- _PROBLEM DESCRIPTION_: Repeat the material below exactly, with no pictures.

- _Saved entries_:

-=-=-

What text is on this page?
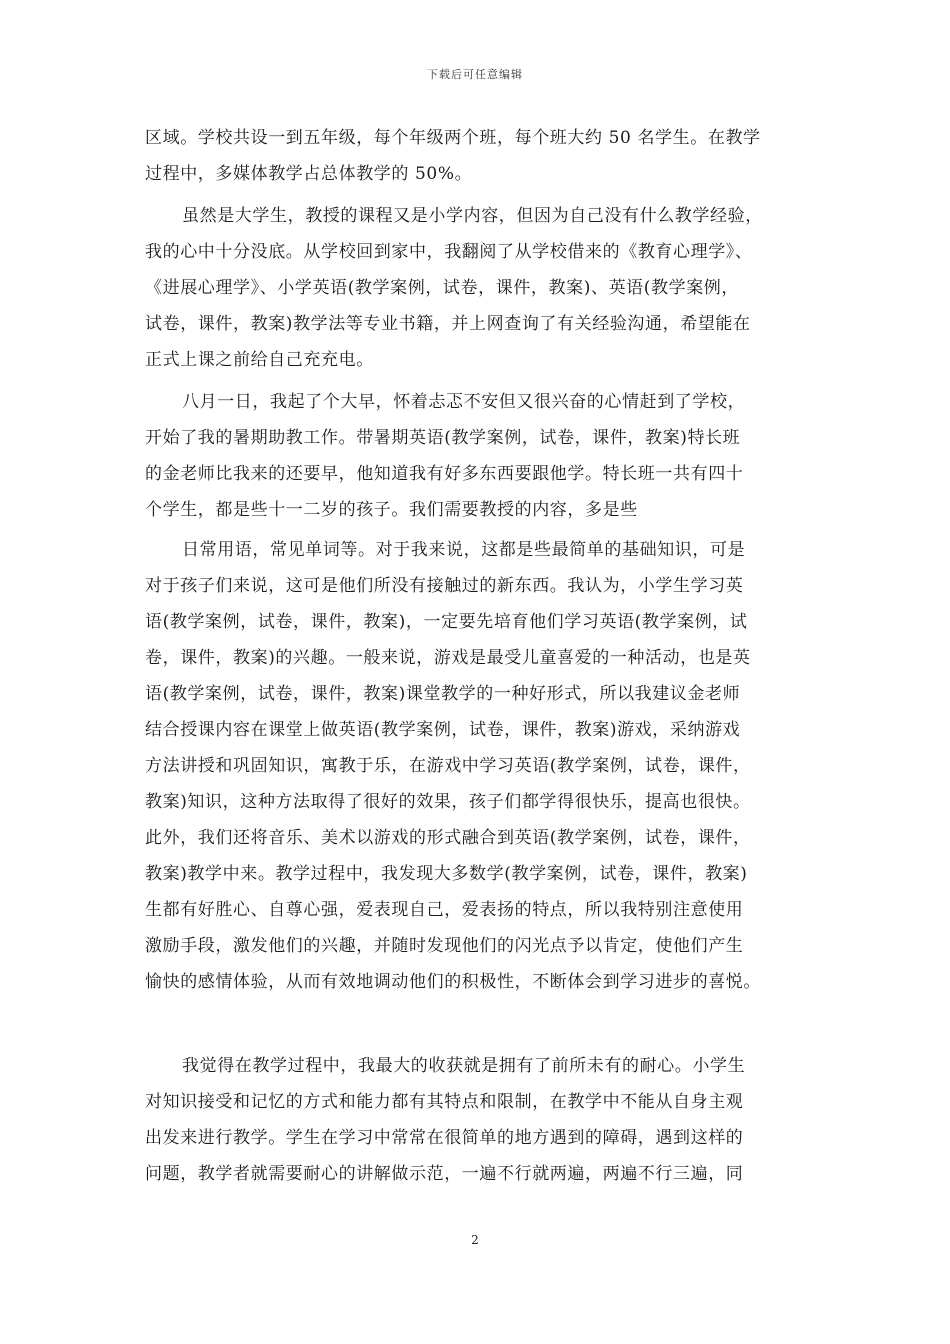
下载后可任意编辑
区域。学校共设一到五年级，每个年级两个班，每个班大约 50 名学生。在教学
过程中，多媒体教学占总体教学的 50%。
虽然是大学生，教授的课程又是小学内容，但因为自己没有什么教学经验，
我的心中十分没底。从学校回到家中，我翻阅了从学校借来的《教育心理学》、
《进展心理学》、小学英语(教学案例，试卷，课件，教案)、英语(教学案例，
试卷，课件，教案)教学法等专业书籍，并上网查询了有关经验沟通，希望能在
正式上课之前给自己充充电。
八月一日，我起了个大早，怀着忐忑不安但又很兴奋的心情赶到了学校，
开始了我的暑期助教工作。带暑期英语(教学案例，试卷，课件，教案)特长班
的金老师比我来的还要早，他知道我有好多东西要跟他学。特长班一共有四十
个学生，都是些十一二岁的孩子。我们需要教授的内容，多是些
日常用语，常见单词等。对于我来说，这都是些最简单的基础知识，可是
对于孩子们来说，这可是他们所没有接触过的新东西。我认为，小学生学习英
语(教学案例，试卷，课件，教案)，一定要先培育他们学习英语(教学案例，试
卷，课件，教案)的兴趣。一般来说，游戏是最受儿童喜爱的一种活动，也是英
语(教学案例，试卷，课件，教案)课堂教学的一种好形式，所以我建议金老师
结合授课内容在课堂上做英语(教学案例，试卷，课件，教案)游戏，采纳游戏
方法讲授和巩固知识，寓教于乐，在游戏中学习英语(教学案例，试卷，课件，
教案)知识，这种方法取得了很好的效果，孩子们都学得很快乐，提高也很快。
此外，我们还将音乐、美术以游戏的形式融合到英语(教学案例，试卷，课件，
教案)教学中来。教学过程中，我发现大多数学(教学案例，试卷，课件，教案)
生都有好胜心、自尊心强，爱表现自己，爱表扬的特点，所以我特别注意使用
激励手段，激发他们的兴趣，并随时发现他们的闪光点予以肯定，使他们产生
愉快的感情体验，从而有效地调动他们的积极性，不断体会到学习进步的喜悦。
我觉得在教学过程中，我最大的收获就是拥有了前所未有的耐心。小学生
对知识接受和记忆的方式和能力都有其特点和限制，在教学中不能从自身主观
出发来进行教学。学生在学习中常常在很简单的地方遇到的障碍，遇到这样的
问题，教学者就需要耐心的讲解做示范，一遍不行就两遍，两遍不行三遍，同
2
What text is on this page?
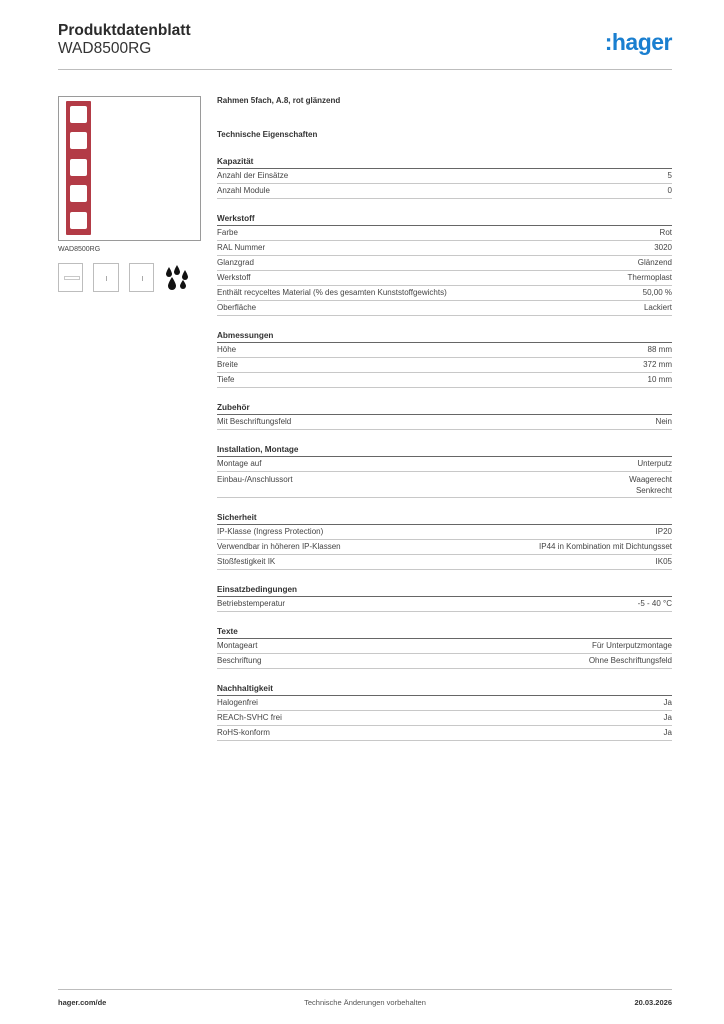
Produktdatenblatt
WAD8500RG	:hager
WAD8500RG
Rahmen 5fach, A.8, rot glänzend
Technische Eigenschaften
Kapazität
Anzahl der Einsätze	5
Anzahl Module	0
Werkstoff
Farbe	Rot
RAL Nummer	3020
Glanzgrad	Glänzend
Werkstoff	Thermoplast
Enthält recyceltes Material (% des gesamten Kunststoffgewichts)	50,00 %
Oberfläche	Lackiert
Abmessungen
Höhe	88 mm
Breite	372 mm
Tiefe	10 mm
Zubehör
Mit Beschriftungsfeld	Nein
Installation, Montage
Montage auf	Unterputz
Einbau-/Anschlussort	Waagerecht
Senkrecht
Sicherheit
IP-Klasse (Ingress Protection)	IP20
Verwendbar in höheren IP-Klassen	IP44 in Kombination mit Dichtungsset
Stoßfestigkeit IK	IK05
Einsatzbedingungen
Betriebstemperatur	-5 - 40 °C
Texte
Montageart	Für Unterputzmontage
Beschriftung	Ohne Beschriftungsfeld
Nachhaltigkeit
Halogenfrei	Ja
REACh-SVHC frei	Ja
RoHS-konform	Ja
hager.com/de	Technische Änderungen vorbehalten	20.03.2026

-=-=-

- _OUTPUT BELOW_:
What text is on this page?
下载后可任意编辑
区域。学校共设一到五年级，每个年级两个班，每个班大约 50 名学生。在教学
过程中，多媒体教学占总体教学的 50%。
虽然是大学生，教授的课程又是小学内容，但因为自己没有什么教学经验，
我的心中十分没底。从学校回到家中，我翻阅了从学校借来的《教育心理学》、
《进展心理学》、小学英语(教学案例，试卷，课件，教案)、英语(教学案例，
试卷，课件，教案)教学法等专业书籍，并上网查询了有关经验沟通，希望能在
正式上课之前给自己充充电。
八月一日，我起了个大早，怀着忐忑不安但又很兴奋的心情赶到了学校，
开始了我的暑期助教工作。带暑期英语(教学案例，试卷，课件，教案)特长班
的金老师比我来的还要早，他知道我有好多东西要跟他学。特长班一共有四十
个学生，都是些十一二岁的孩子。我们需要教授的内容，多是些
日常用语，常见单词等。对于我来说，这都是些最简单的基础知识，可是
对于孩子们来说，这可是他们所没有接触过的新东西。我认为，小学生学习英
语(教学案例，试卷，课件，教案)，一定要先培育他们学习英语(教学案例，试
卷，课件，教案)的兴趣。一般来说，游戏是最受儿童喜爱的一种活动，也是英
语(教学案例，试卷，课件，教案)课堂教学的一种好形式，所以我建议金老师
结合授课内容在课堂上做英语(教学案例，试卷，课件，教案)游戏，采纳游戏
方法讲授和巩固知识，寓教于乐，在游戏中学习英语(教学案例，试卷，课件，
教案)知识，这种方法取得了很好的效果，孩子们都学得很快乐，提高也很快。
此外，我们还将音乐、美术以游戏的形式融合到英语(教学案例，试卷，课件，
教案)教学中来。教学过程中，我发现大多数学(教学案例，试卷，课件，教案)
生都有好胜心、自尊心强，爱表现自己，爱表扬的特点，所以我特别注意使用
激励手段，激发他们的兴趣，并随时发现他们的闪光点予以肯定，使他们产生
愉快的感情体验，从而有效地调动他们的积极性，不断体会到学习进步的喜悦。
我觉得在教学过程中，我最大的收获就是拥有了前所未有的耐心。小学生
对知识接受和记忆的方式和能力都有其特点和限制，在教学中不能从自身主观
出发来进行教学。学生在学习中常常在很简单的地方遇到的障碍，遇到这样的
问题，教学者就需要耐心的讲解做示范，一遍不行就两遍，两遍不行三遍，同
2
What text is on this page?
Produktdatenblatt
WAD8500RG	:hager
WAD8500RG
Rahmen 5fach, A.8, rot glänzend
Technische Eigenschaften
Kapazität
Anzahl der Einsätze	5
Anzahl Module	0
Werkstoff
Farbe	Rot
RAL Nummer	3020
Glanzgrad	Glänzend
Werkstoff	Thermoplast
Enthält recyceltes Material (% des gesamten Kunststoffgewichts)	50,00 %
Oberfläche	Lackiert
Abmessungen
Höhe	88 mm
Breite	372 mm
Tiefe	10 mm
Zubehör
Mit Beschriftungsfeld	Nein
Installation, Montage
Montage auf	Unterputz
Einbau-/Anschlussort	Waagerecht
Senkrecht
Sicherheit
IP-Klasse (Ingress Protection)	IP20
Verwendbar in höheren IP-Klassen	IP44 in Kombination mit Dichtungsset
Stoßfestigkeit IK	IK05
Einsatzbedingungen
Betriebstemperatur	-5 - 40 °C
Texte
Montageart	Für Unterputzmontage
Beschriftung	Ohne Beschriftungsfeld
Nachhaltigkeit
Halogenfrei	Ja
REACh-SVHC frei	Ja
RoHS-konform	Ja
hager.com/de	Technische Änderungen vorbehalten	20.03.2026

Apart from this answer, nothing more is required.